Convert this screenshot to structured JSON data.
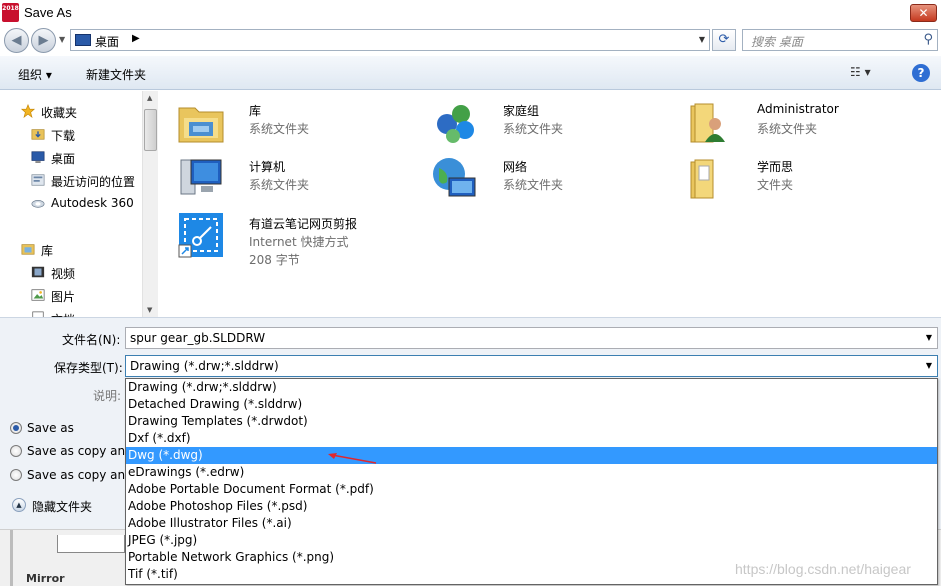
{
  "window": {
    "title": "Save As",
    "app_badge": "2018"
  },
  "nav": {
    "location": "桌面",
    "search_placeholder": "搜索 桌面"
  },
  "toolbar": {
    "organize": "组织 ▾",
    "new_folder": "新建文件夹"
  },
  "sidebar": {
    "groups": [
      {
        "label": "收藏夹",
        "icon": "star-icon"
      },
      {
        "label": "下载",
        "icon": "download-folder-icon"
      },
      {
        "label": "桌面",
        "icon": "desktop-icon"
      },
      {
        "label": "最近访问的位置",
        "icon": "recent-places-icon"
      },
      {
        "label": "Autodesk 360",
        "icon": "cloud-icon"
      },
      {
        "label": "库",
        "icon": "library-icon"
      },
      {
        "label": "视频",
        "icon": "video-icon"
      },
      {
        "label": "图片",
        "icon": "picture-icon"
      },
      {
        "label": "文档",
        "icon": "document-icon"
      }
    ]
  },
  "files": [
    {
      "name": "库",
      "type": "系统文件夹",
      "icon": "library-folder-icon"
    },
    {
      "name": "家庭组",
      "type": "系统文件夹",
      "icon": "homegroup-icon"
    },
    {
      "name": "Administrator",
      "type": "系统文件夹",
      "icon": "user-folder-icon"
    },
    {
      "name": "计算机",
      "type": "系统文件夹",
      "icon": "computer-icon"
    },
    {
      "name": "网络",
      "type": "系统文件夹",
      "icon": "network-icon"
    },
    {
      "name": "学而思",
      "type": "文件夹",
      "icon": "folder-icon"
    },
    {
      "name": "有道云笔记网页剪报",
      "type": "Internet 快捷方式",
      "size": "208 字节",
      "icon": "youdao-clipper-icon"
    }
  ],
  "form": {
    "filename_label": "文件名(N):",
    "filename_value": "spur gear_gb.SLDDRW",
    "filetype_label": "保存类型(T):",
    "filetype_value": "Drawing (*.drw;*.slddrw)",
    "description_label": "说明:",
    "save_options": [
      {
        "label": "Save as",
        "checked": true
      },
      {
        "label": "Save as copy anc"
      },
      {
        "label": "Save as copy anc"
      }
    ],
    "hide_folders": "隐藏文件夹"
  },
  "filetype_options": [
    "Drawing (*.drw;*.slddrw)",
    "Detached Drawing (*.slddrw)",
    "Drawing Templates (*.drwdot)",
    "Dxf (*.dxf)",
    "Dwg (*.dwg)",
    "eDrawings (*.edrw)",
    "Adobe Portable Document Format (*.pdf)",
    "Adobe Photoshop Files (*.psd)",
    "Adobe Illustrator Files (*.ai)",
    "JPEG (*.jpg)",
    "Portable Network Graphics (*.png)",
    "Tif (*.tif)"
  ],
  "selected_option_index": 4,
  "background_panel": {
    "label": "Mirror"
  },
  "watermark": "https://blog.csdn.net/haigear",
  "colors": {
    "selection": "#3399ff",
    "arrow": "#e0282f",
    "accent": "#2a5aa8"
  }
}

········

All lines in the data that contain the word "Adobe" should be copied.

→ Response for this exercise:
    "Adobe Portable Document Format (*.pdf)",
    "Adobe Photoshop Files (*.psd)",
    "Adobe Illustrator Files (*.ai)",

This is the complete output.